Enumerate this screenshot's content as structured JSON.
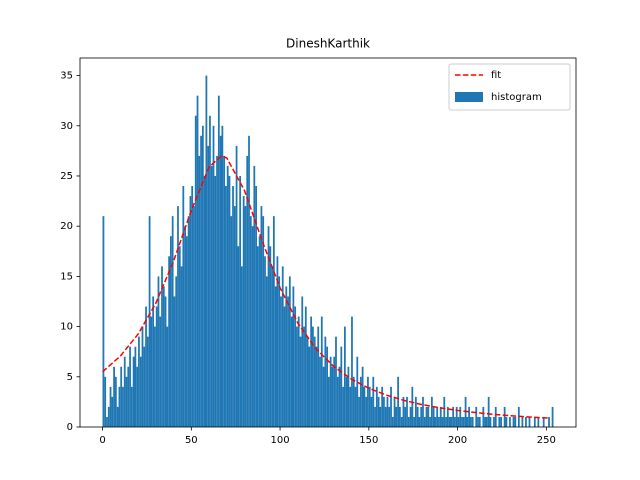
{
  "chart_data": {
    "type": "histogram",
    "title": "DineshKarthik",
    "name": "histogram",
    "color": "#1f77b4",
    "bins": [
      0,
      1,
      2,
      3,
      4,
      5,
      6,
      7,
      8,
      9,
      10,
      11,
      12,
      13,
      14,
      15,
      16,
      17,
      18,
      19,
      20,
      21,
      22,
      23,
      24,
      25,
      26,
      27,
      28,
      29,
      30,
      31,
      32,
      33,
      34,
      35,
      36,
      37,
      38,
      39,
      40,
      41,
      42,
      43,
      44,
      45,
      46,
      47,
      48,
      49,
      50,
      51,
      52,
      53,
      54,
      55,
      56,
      57,
      58,
      59,
      60,
      61,
      62,
      63,
      64,
      65,
      66,
      67,
      68,
      69,
      70,
      71,
      72,
      73,
      74,
      75,
      76,
      77,
      78,
      79,
      80,
      81,
      82,
      83,
      84,
      85,
      86,
      87,
      88,
      89,
      90,
      91,
      92,
      93,
      94,
      95,
      96,
      97,
      98,
      99,
      100,
      101,
      102,
      103,
      104,
      105,
      106,
      107,
      108,
      109,
      110,
      111,
      112,
      113,
      114,
      115,
      116,
      117,
      118,
      119,
      120,
      121,
      122,
      123,
      124,
      125,
      126,
      127,
      128,
      129,
      130,
      131,
      132,
      133,
      134,
      135,
      136,
      137,
      138,
      139,
      140,
      141,
      142,
      143,
      144,
      145,
      146,
      147,
      148,
      149,
      150,
      151,
      152,
      153,
      154,
      155,
      156,
      157,
      158,
      159,
      160,
      161,
      162,
      163,
      164,
      165,
      166,
      167,
      168,
      169,
      170,
      171,
      172,
      173,
      174,
      175,
      176,
      177,
      178,
      179,
      180,
      181,
      182,
      183,
      184,
      185,
      186,
      187,
      188,
      189,
      190,
      191,
      192,
      193,
      194,
      195,
      196,
      197,
      198,
      199,
      200,
      201,
      202,
      203,
      204,
      205,
      206,
      207,
      208,
      209,
      210,
      211,
      212,
      213,
      214,
      215,
      216,
      217,
      218,
      219,
      220,
      221,
      222,
      223,
      224,
      225,
      226,
      227,
      228,
      229,
      230,
      231,
      232,
      233,
      234,
      235,
      236,
      237,
      238,
      239,
      240,
      241,
      242,
      243,
      244,
      245,
      246,
      247,
      248,
      249,
      250,
      251,
      252,
      253,
      254
    ],
    "counts": [
      21,
      5,
      1,
      2,
      4,
      3,
      6,
      5,
      2,
      4,
      6,
      4,
      7,
      5,
      6,
      8,
      4,
      7,
      8,
      6,
      9,
      7,
      10,
      8,
      12,
      9,
      21,
      11,
      13,
      10,
      12,
      15,
      11,
      16,
      14,
      13,
      10,
      17,
      19,
      21,
      13,
      15,
      22,
      18,
      16,
      24,
      20,
      19,
      21,
      23,
      24,
      22,
      31,
      33,
      27,
      29,
      30,
      25,
      35,
      28,
      31,
      26,
      30,
      25,
      27,
      33,
      29,
      30,
      27,
      24,
      26,
      25,
      21,
      24,
      22,
      28,
      18,
      25,
      16,
      23,
      22,
      27,
      29,
      21,
      20,
      26,
      24,
      18,
      19,
      22,
      21,
      17,
      15,
      20,
      18,
      16,
      21,
      14,
      17,
      15,
      13,
      16,
      12,
      14,
      13,
      15,
      11,
      14,
      12,
      10,
      11,
      9,
      13,
      10,
      12,
      9,
      8,
      11,
      10,
      9,
      8,
      10,
      7,
      11,
      6,
      9,
      8,
      5,
      7,
      6,
      7,
      9,
      5,
      6,
      8,
      4,
      10,
      5,
      6,
      4,
      11,
      5,
      4,
      7,
      3,
      5,
      6,
      4,
      3,
      5,
      4,
      3,
      5,
      2,
      4,
      3,
      2,
      4,
      3,
      2,
      3,
      2,
      4,
      1,
      3,
      2,
      5,
      2,
      1,
      3,
      2,
      3,
      1,
      2,
      4,
      1,
      3,
      2,
      1,
      2,
      3,
      1,
      2,
      2,
      1,
      3,
      2,
      1,
      2,
      1,
      2,
      1,
      3,
      1,
      2,
      1,
      1,
      2,
      1,
      2,
      1,
      2,
      1,
      1,
      3,
      1,
      2,
      1,
      1,
      0,
      2,
      1,
      1,
      0,
      2,
      1,
      1,
      3,
      1,
      0,
      1,
      2,
      0,
      1,
      1,
      0,
      2,
      1,
      0,
      1,
      0,
      1,
      1,
      0,
      2,
      0,
      1,
      0,
      1,
      0,
      1,
      0,
      0,
      1,
      0,
      1,
      0,
      0,
      1,
      0,
      0,
      1,
      0,
      2
    ],
    "fit": {
      "name": "fit",
      "color": "red",
      "linestyle": "dashed",
      "x": [
        0,
        10,
        20,
        30,
        40,
        50,
        60,
        67,
        70,
        80,
        90,
        100,
        110,
        120,
        130,
        140,
        150,
        160,
        170,
        180,
        190,
        200,
        210,
        220,
        230,
        240,
        252
      ],
      "y": [
        5.5,
        7.06,
        9.24,
        12.32,
        16.52,
        21.57,
        25.9,
        27,
        26.79,
        23.54,
        18.49,
        13.86,
        10.35,
        7.84,
        6.06,
        4.79,
        3.86,
        3.17,
        2.64,
        2.23,
        1.91,
        1.65,
        1.44,
        1.26,
        1.12,
        1.0,
        0.88
      ]
    },
    "xlim": [
      -12.7,
      266.7
    ],
    "ylim": [
      0,
      36.75
    ],
    "xticks": [
      0,
      50,
      100,
      150,
      200,
      250
    ],
    "yticks": [
      0,
      5,
      10,
      15,
      20,
      25,
      30,
      35
    ],
    "legend": "upper right"
  }
}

### Instructions to follow
Pictures are excluded; output everything else in the data verbatim.

### Written answer
Enumerate this screenshot's content as structured JSON.
{
  "chart_data": {
    "type": "histogram",
    "title": "DineshKarthik",
    "name": "histogram",
    "color": "#1f77b4",
    "bins": [
      0,
      1,
      2,
      3,
      4,
      5,
      6,
      7,
      8,
      9,
      10,
      11,
      12,
      13,
      14,
      15,
      16,
      17,
      18,
      19,
      20,
      21,
      22,
      23,
      24,
      25,
      26,
      27,
      28,
      29,
      30,
      31,
      32,
      33,
      34,
      35,
      36,
      37,
      38,
      39,
      40,
      41,
      42,
      43,
      44,
      45,
      46,
      47,
      48,
      49,
      50,
      51,
      52,
      53,
      54,
      55,
      56,
      57,
      58,
      59,
      60,
      61,
      62,
      63,
      64,
      65,
      66,
      67,
      68,
      69,
      70,
      71,
      72,
      73,
      74,
      75,
      76,
      77,
      78,
      79,
      80,
      81,
      82,
      83,
      84,
      85,
      86,
      87,
      88,
      89,
      90,
      91,
      92,
      93,
      94,
      95,
      96,
      97,
      98,
      99,
      100,
      101,
      102,
      103,
      104,
      105,
      106,
      107,
      108,
      109,
      110,
      111,
      112,
      113,
      114,
      115,
      116,
      117,
      118,
      119,
      120,
      121,
      122,
      123,
      124,
      125,
      126,
      127,
      128,
      129,
      130,
      131,
      132,
      133,
      134,
      135,
      136,
      137,
      138,
      139,
      140,
      141,
      142,
      143,
      144,
      145,
      146,
      147,
      148,
      149,
      150,
      151,
      152,
      153,
      154,
      155,
      156,
      157,
      158,
      159,
      160,
      161,
      162,
      163,
      164,
      165,
      166,
      167,
      168,
      169,
      170,
      171,
      172,
      173,
      174,
      175,
      176,
      177,
      178,
      179,
      180,
      181,
      182,
      183,
      184,
      185,
      186,
      187,
      188,
      189,
      190,
      191,
      192,
      193,
      194,
      195,
      196,
      197,
      198,
      199,
      200,
      201,
      202,
      203,
      204,
      205,
      206,
      207,
      208,
      209,
      210,
      211,
      212,
      213,
      214,
      215,
      216,
      217,
      218,
      219,
      220,
      221,
      222,
      223,
      224,
      225,
      226,
      227,
      228,
      229,
      230,
      231,
      232,
      233,
      234,
      235,
      236,
      237,
      238,
      239,
      240,
      241,
      242,
      243,
      244,
      245,
      246,
      247,
      248,
      249,
      250,
      251,
      252,
      253,
      254
    ],
    "counts": [
      21,
      5,
      1,
      2,
      4,
      3,
      6,
      5,
      2,
      4,
      6,
      4,
      7,
      5,
      6,
      8,
      4,
      7,
      8,
      6,
      9,
      7,
      10,
      8,
      12,
      9,
      21,
      11,
      13,
      10,
      12,
      15,
      11,
      16,
      14,
      13,
      10,
      17,
      19,
      21,
      13,
      15,
      22,
      18,
      16,
      24,
      20,
      19,
      21,
      23,
      24,
      22,
      31,
      33,
      27,
      29,
      30,
      25,
      35,
      28,
      31,
      26,
      30,
      25,
      27,
      33,
      29,
      30,
      27,
      24,
      26,
      25,
      21,
      24,
      22,
      28,
      18,
      25,
      16,
      23,
      22,
      27,
      29,
      21,
      20,
      26,
      24,
      18,
      19,
      22,
      21,
      17,
      15,
      20,
      18,
      16,
      21,
      14,
      17,
      15,
      13,
      16,
      12,
      14,
      13,
      15,
      11,
      14,
      12,
      10,
      11,
      9,
      13,
      10,
      12,
      9,
      8,
      11,
      10,
      9,
      8,
      10,
      7,
      11,
      6,
      9,
      8,
      5,
      7,
      6,
      7,
      9,
      5,
      6,
      8,
      4,
      10,
      5,
      6,
      4,
      11,
      5,
      4,
      7,
      3,
      5,
      6,
      4,
      3,
      5,
      4,
      3,
      5,
      2,
      4,
      3,
      2,
      4,
      3,
      2,
      3,
      2,
      4,
      1,
      3,
      2,
      5,
      2,
      1,
      3,
      2,
      3,
      1,
      2,
      4,
      1,
      3,
      2,
      1,
      2,
      3,
      1,
      2,
      2,
      1,
      3,
      2,
      1,
      2,
      1,
      2,
      1,
      3,
      1,
      2,
      1,
      1,
      2,
      1,
      2,
      1,
      2,
      1,
      1,
      3,
      1,
      2,
      1,
      1,
      0,
      2,
      1,
      1,
      0,
      2,
      1,
      1,
      3,
      1,
      0,
      1,
      2,
      0,
      1,
      1,
      0,
      2,
      1,
      0,
      1,
      0,
      1,
      1,
      0,
      2,
      0,
      1,
      0,
      1,
      0,
      1,
      0,
      0,
      1,
      0,
      1,
      0,
      0,
      1,
      0,
      0,
      1,
      0,
      2
    ],
    "fit": {
      "name": "fit",
      "color": "red",
      "linestyle": "dashed",
      "x": [
        0,
        10,
        20,
        30,
        40,
        50,
        60,
        67,
        70,
        80,
        90,
        100,
        110,
        120,
        130,
        140,
        150,
        160,
        170,
        180,
        190,
        200,
        210,
        220,
        230,
        240,
        252
      ],
      "y": [
        5.5,
        7.06,
        9.24,
        12.32,
        16.52,
        21.57,
        25.9,
        27,
        26.79,
        23.54,
        18.49,
        13.86,
        10.35,
        7.84,
        6.06,
        4.79,
        3.86,
        3.17,
        2.64,
        2.23,
        1.91,
        1.65,
        1.44,
        1.26,
        1.12,
        1.0,
        0.88
      ]
    },
    "xlim": [
      -12.7,
      266.7
    ],
    "ylim": [
      0,
      36.75
    ],
    "xticks": [
      0,
      50,
      100,
      150,
      200,
      250
    ],
    "yticks": [
      0,
      5,
      10,
      15,
      20,
      25,
      30,
      35
    ],
    "legend": "upper right"
  }
}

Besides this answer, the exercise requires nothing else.